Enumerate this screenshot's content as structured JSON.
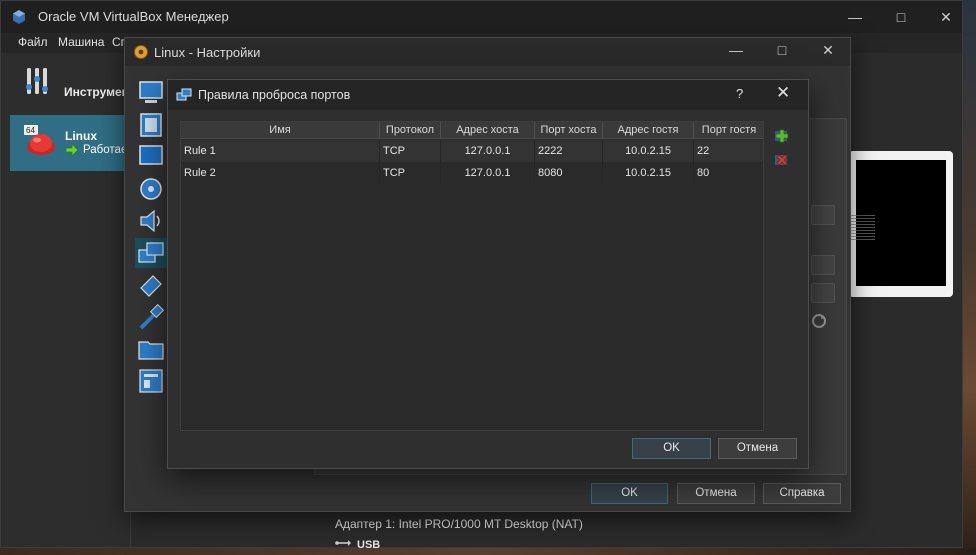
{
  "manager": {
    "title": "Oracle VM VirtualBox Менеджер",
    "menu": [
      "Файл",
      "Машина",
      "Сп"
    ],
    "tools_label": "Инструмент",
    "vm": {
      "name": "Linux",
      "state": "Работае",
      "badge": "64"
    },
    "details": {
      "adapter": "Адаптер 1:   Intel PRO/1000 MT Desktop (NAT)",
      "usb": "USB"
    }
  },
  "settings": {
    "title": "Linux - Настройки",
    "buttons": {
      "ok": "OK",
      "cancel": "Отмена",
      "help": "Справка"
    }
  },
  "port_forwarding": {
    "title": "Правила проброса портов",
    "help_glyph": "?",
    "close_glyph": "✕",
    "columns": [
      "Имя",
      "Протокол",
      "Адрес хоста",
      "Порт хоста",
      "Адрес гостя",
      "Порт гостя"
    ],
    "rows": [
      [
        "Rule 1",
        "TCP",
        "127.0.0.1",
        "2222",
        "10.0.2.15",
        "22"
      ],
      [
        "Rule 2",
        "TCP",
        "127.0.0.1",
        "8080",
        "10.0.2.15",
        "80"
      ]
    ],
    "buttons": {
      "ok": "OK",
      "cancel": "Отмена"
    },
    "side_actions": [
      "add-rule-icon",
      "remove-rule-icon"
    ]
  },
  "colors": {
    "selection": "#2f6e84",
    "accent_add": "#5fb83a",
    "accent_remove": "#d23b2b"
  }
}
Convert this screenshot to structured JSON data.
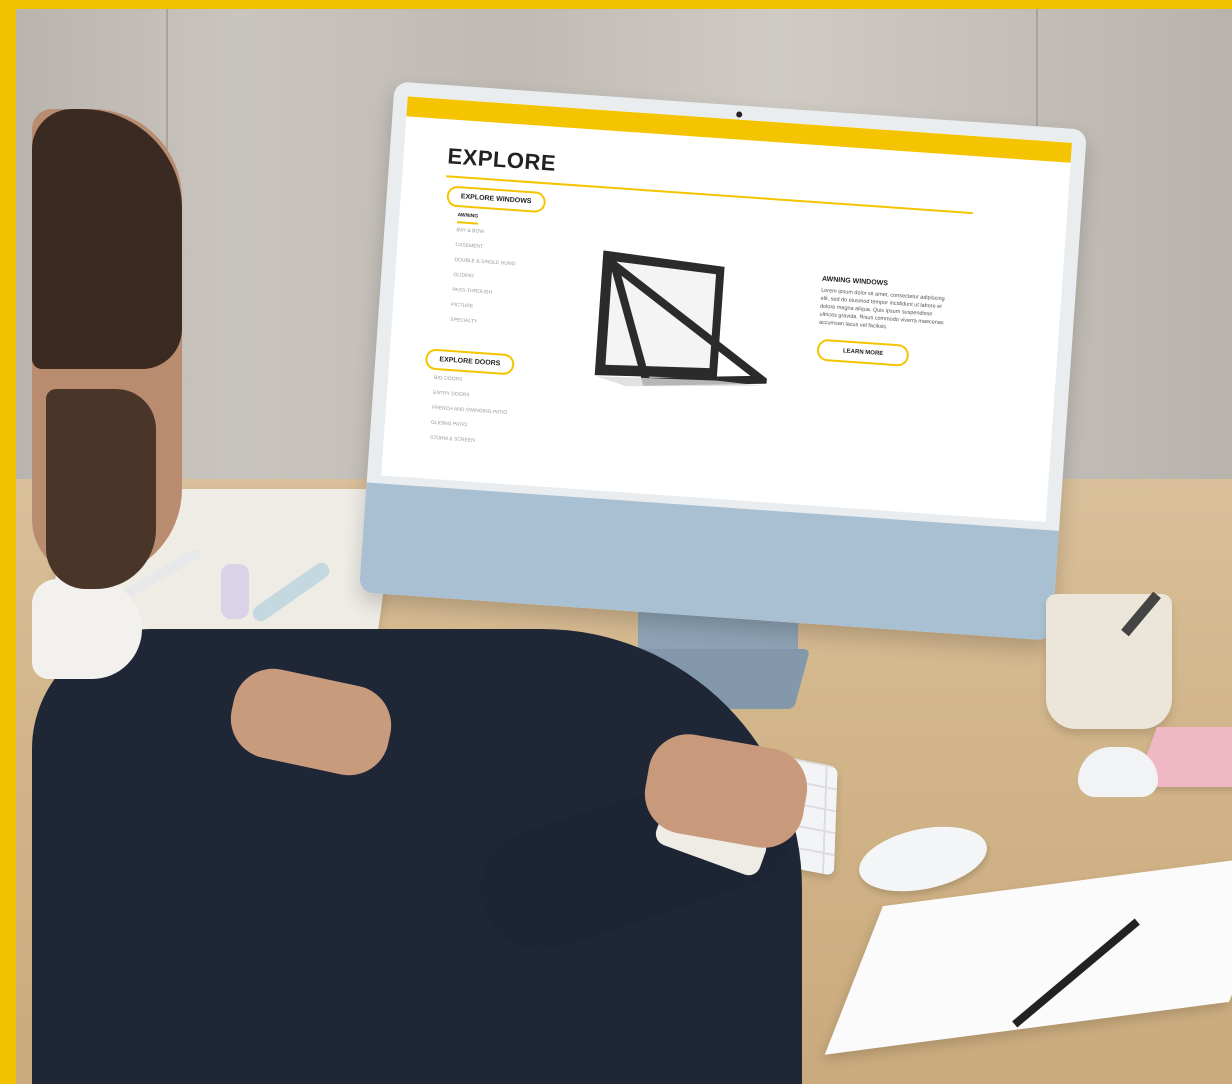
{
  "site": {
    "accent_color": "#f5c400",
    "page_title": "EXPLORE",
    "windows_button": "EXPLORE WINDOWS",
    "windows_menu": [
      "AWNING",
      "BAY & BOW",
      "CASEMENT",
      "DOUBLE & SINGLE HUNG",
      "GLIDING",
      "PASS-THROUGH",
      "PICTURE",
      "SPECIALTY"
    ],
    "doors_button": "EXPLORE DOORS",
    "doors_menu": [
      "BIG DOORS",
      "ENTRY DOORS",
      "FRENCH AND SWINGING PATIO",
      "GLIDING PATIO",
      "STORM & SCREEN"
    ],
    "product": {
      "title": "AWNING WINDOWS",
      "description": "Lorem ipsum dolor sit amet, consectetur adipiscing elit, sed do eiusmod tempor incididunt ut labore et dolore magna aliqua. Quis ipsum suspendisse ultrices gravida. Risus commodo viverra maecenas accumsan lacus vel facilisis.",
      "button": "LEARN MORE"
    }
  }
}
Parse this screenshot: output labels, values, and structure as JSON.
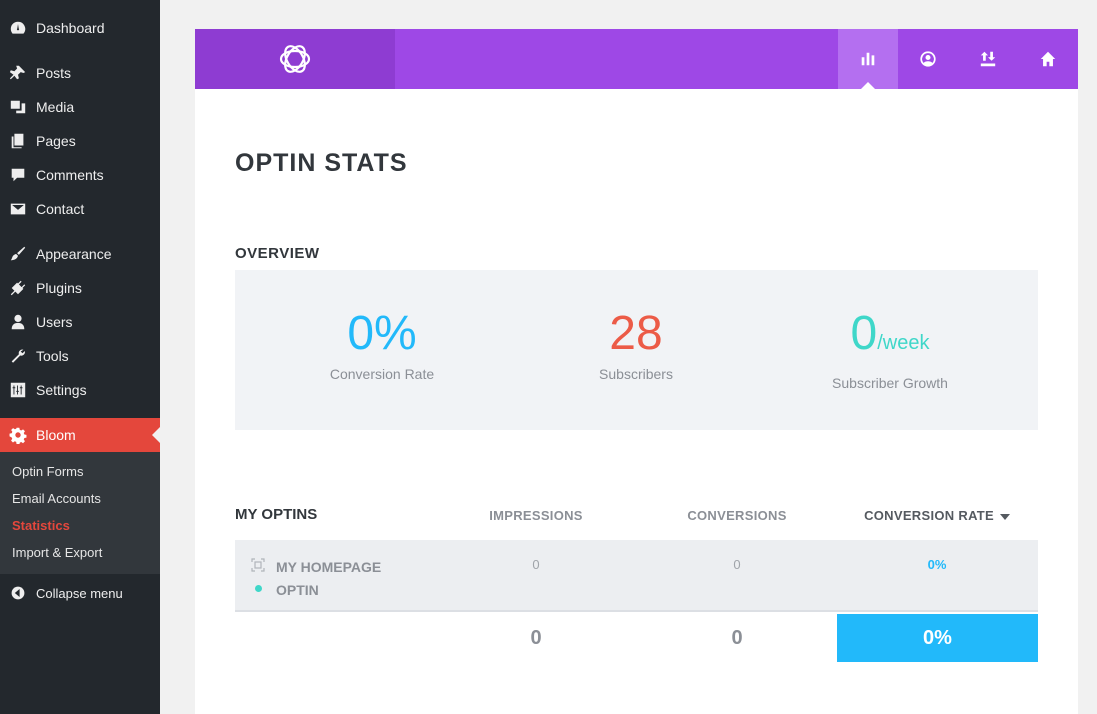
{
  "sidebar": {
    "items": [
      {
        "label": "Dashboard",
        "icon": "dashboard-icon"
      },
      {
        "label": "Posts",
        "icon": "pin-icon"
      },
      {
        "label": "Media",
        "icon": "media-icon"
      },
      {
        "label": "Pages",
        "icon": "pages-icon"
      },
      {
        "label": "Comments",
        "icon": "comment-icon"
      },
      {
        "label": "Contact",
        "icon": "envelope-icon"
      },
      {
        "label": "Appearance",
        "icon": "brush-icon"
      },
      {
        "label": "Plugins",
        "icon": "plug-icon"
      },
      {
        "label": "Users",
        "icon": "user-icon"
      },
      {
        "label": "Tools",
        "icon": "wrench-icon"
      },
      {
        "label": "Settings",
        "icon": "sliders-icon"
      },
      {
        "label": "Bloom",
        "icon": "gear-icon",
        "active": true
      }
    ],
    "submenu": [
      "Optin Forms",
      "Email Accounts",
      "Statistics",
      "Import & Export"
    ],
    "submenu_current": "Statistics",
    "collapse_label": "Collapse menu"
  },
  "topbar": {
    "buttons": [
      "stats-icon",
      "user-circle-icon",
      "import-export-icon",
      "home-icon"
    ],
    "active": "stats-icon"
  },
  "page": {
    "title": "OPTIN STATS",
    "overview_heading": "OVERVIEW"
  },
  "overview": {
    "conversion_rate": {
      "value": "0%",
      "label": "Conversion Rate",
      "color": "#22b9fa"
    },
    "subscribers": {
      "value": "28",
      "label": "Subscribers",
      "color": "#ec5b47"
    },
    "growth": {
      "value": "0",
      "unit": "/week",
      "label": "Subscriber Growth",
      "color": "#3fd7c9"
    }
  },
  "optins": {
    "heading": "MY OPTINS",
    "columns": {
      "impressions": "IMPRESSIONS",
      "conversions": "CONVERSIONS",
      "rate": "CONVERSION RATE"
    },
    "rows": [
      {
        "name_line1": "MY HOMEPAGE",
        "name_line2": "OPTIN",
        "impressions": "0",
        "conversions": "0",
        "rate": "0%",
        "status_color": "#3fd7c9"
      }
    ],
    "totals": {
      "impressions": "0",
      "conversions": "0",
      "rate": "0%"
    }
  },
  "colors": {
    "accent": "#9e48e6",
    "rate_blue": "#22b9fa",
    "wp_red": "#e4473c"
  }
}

- - -

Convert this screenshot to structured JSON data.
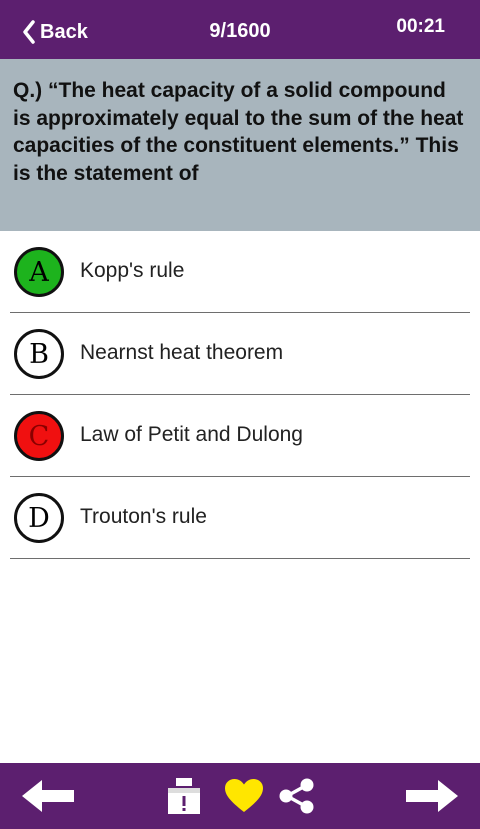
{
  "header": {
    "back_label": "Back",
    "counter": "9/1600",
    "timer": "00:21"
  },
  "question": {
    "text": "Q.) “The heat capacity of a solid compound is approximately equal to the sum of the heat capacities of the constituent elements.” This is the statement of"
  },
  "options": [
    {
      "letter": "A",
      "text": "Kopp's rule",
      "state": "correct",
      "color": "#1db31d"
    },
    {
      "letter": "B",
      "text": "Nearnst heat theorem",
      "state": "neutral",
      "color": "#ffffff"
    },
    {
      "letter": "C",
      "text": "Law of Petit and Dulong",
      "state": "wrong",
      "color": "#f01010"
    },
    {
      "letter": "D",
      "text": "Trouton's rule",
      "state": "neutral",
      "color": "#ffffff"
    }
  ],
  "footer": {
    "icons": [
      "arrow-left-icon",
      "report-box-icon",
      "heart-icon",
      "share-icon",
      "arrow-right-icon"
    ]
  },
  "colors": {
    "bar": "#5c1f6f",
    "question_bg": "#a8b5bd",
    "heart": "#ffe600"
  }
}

- - -

Filter the records above for lines containing the word "conversions", and copy those lines.

      "conversions": "CONVERSIONS",
        "conversions": "0",
      "conversions": "0",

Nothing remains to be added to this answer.